## [The exercise]
Check each line of the material below for "click", then copy the ones that contain it.

## [Data provided]
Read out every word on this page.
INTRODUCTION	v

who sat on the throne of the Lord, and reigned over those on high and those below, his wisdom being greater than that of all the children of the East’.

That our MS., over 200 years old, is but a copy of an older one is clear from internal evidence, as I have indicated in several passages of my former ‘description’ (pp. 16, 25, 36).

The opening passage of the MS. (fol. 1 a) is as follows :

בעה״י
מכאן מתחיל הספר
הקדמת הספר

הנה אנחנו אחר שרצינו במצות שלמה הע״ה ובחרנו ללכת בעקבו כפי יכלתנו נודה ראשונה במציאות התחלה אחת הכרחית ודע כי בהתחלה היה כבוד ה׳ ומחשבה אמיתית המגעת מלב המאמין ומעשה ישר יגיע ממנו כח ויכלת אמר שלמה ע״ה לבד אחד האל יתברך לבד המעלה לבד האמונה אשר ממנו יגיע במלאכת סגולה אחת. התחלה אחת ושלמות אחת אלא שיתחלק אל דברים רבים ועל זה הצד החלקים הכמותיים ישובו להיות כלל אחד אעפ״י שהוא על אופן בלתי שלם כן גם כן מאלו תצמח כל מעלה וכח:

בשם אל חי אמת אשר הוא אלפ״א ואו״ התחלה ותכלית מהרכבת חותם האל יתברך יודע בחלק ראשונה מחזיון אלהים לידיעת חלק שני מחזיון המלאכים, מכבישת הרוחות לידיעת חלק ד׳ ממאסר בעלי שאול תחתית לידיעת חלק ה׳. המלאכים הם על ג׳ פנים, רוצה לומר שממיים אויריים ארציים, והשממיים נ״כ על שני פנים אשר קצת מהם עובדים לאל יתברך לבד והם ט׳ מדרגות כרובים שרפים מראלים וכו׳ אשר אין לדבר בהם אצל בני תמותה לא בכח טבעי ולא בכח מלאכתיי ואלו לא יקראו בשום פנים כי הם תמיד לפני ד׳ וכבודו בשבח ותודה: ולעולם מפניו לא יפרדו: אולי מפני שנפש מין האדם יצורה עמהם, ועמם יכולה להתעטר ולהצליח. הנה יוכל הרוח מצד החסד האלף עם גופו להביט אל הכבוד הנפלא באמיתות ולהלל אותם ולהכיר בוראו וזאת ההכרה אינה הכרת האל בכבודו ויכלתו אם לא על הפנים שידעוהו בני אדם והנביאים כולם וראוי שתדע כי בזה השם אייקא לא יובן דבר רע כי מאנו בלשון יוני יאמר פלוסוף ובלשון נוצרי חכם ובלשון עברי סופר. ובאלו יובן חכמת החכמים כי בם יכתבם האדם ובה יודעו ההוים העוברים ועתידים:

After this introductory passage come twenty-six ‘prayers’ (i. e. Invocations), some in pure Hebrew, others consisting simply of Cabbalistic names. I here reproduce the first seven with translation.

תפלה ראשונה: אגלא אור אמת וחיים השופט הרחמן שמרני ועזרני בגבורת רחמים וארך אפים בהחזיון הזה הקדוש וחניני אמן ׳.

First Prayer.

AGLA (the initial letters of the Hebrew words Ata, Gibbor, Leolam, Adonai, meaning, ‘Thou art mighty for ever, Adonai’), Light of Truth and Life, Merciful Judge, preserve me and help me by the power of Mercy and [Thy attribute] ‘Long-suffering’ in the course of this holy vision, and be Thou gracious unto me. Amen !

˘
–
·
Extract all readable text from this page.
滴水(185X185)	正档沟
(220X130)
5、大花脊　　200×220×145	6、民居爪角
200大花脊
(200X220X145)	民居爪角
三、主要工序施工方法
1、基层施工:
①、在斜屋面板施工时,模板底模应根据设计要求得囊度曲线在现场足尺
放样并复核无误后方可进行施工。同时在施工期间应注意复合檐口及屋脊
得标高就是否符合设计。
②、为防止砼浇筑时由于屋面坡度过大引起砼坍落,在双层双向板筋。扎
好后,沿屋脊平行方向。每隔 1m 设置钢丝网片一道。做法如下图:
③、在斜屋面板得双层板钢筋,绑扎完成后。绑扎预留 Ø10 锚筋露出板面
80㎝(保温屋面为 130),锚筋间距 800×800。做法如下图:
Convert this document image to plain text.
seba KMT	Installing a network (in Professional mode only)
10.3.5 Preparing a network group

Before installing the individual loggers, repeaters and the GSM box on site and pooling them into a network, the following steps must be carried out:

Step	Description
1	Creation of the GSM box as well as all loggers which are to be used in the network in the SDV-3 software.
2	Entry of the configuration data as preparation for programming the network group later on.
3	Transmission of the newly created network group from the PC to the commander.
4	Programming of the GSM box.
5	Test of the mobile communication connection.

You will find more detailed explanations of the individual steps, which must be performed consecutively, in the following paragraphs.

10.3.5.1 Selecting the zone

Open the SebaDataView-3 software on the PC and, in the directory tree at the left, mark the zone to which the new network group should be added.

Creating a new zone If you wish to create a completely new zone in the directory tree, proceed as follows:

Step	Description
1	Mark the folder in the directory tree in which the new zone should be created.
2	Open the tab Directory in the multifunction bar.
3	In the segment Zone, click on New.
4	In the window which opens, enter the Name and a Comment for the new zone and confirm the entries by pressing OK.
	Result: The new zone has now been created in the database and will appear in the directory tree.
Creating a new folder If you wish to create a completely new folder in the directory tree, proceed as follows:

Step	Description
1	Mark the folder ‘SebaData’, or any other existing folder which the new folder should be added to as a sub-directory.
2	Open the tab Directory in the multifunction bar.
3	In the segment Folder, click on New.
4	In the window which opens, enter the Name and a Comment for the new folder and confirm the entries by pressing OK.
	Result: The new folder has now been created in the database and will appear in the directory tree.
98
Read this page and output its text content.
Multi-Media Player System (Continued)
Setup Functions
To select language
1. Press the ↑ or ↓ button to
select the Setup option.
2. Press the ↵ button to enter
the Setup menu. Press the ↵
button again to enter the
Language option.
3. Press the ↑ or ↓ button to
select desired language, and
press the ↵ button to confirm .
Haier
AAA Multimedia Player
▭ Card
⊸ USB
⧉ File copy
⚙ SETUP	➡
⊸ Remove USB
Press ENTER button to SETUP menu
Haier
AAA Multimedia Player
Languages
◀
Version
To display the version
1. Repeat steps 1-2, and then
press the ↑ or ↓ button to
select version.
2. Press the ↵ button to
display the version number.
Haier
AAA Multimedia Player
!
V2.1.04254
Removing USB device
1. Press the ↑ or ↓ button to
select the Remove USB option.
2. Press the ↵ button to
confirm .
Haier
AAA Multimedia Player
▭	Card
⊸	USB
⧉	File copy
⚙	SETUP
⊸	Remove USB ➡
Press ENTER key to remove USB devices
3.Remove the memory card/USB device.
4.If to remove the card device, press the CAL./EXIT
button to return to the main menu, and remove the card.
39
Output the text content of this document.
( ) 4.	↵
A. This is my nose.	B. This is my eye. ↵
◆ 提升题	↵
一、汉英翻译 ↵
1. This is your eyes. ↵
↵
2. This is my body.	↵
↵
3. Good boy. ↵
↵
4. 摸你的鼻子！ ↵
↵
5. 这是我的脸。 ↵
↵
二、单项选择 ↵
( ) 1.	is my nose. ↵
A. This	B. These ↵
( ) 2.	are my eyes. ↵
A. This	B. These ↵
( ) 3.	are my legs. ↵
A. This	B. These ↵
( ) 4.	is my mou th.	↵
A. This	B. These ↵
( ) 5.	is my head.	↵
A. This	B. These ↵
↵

## [Exercise answer]
3	In the segment Zone, click on New.
3	In the segment Folder, click on New.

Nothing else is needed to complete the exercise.